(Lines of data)
** BEGIN **

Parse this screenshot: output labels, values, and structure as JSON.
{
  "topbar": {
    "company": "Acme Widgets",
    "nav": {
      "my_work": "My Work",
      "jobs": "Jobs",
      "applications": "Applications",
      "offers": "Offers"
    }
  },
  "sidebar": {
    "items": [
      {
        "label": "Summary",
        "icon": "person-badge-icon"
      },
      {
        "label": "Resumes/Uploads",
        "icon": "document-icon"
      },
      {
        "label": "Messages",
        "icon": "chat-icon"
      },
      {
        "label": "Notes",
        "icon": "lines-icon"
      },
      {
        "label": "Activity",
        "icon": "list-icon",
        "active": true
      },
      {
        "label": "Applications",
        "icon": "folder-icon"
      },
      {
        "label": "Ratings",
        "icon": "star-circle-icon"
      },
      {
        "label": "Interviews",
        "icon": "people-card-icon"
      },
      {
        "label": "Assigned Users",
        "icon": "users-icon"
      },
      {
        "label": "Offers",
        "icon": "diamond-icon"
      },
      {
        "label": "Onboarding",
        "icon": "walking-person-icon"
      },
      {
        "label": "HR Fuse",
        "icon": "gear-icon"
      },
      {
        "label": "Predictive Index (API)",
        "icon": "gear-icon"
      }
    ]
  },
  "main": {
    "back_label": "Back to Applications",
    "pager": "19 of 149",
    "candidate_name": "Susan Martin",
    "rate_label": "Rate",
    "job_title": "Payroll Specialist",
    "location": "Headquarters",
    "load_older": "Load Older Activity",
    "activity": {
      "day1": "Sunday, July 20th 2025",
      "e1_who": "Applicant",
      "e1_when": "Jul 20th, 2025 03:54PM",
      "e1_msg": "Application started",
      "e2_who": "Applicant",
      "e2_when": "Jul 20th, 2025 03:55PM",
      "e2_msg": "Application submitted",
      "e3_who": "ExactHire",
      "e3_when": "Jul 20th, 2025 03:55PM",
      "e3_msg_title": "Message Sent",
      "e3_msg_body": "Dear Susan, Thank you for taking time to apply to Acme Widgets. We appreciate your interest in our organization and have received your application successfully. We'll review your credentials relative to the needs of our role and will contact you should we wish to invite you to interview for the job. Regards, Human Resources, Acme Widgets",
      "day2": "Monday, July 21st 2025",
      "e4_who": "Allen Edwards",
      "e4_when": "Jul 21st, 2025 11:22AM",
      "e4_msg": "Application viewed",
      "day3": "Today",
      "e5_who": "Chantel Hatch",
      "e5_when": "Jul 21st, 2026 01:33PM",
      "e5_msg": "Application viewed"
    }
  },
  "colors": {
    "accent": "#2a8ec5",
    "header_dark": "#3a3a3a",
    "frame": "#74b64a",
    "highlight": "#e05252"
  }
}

** END **
** BEGIN **

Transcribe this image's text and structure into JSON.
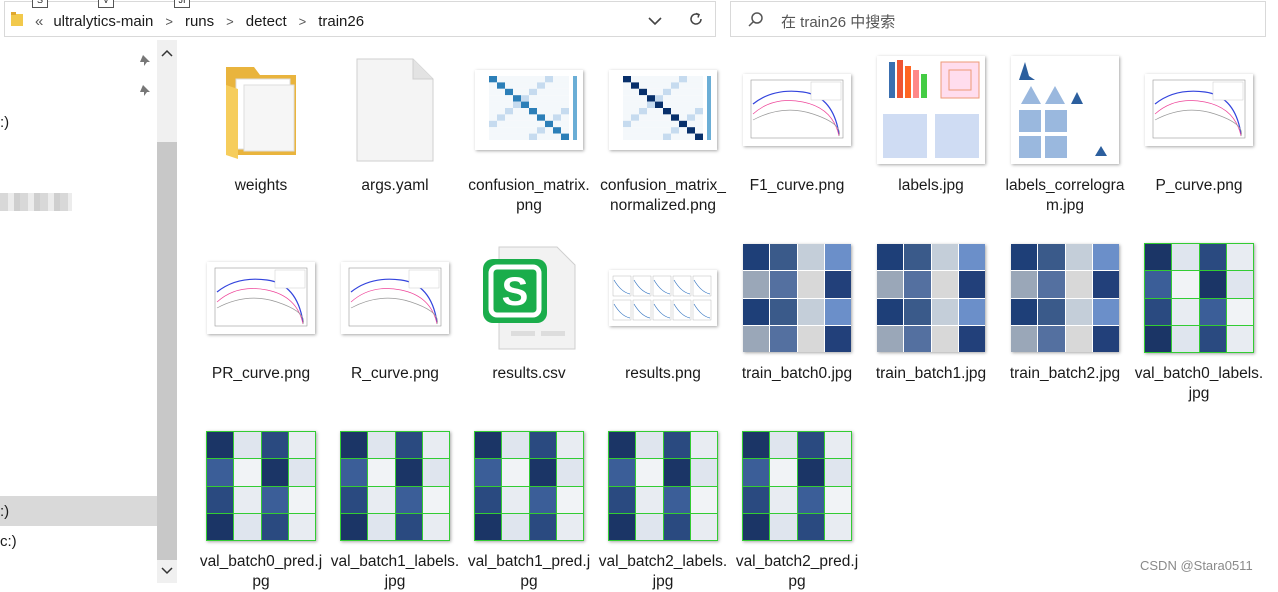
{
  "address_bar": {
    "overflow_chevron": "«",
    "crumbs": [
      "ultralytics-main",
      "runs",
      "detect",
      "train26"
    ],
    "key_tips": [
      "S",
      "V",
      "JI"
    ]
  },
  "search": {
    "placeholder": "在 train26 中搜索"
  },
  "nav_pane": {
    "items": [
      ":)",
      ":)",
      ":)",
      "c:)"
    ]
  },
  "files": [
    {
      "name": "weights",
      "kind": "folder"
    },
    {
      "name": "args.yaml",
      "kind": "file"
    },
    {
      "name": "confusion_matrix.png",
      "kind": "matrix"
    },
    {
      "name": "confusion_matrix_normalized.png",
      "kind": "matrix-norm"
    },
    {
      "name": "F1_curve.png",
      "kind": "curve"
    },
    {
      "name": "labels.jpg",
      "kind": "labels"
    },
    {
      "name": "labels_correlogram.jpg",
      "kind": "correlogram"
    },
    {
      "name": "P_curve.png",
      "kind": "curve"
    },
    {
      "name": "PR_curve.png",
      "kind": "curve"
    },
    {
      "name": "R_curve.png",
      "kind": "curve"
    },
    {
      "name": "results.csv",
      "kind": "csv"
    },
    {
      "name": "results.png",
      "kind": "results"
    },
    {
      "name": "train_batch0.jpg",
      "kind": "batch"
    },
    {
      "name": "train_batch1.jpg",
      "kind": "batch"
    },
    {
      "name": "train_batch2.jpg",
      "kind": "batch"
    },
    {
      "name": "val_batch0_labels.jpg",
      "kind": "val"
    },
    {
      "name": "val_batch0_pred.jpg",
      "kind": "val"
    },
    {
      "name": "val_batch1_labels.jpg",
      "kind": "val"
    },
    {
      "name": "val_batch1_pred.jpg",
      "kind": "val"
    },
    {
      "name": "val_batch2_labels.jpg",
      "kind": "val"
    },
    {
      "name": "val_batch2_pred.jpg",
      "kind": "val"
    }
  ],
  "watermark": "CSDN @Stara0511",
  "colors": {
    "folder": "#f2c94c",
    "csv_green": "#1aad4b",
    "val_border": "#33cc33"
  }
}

** END **

:: OBJECTIVE ::
Extract every line above that contains the word "viewed".

:: SOLUTION FOR THIS PROBLEM ::
      "e4_msg": "Application viewed",
      "e5_msg": "Application viewed"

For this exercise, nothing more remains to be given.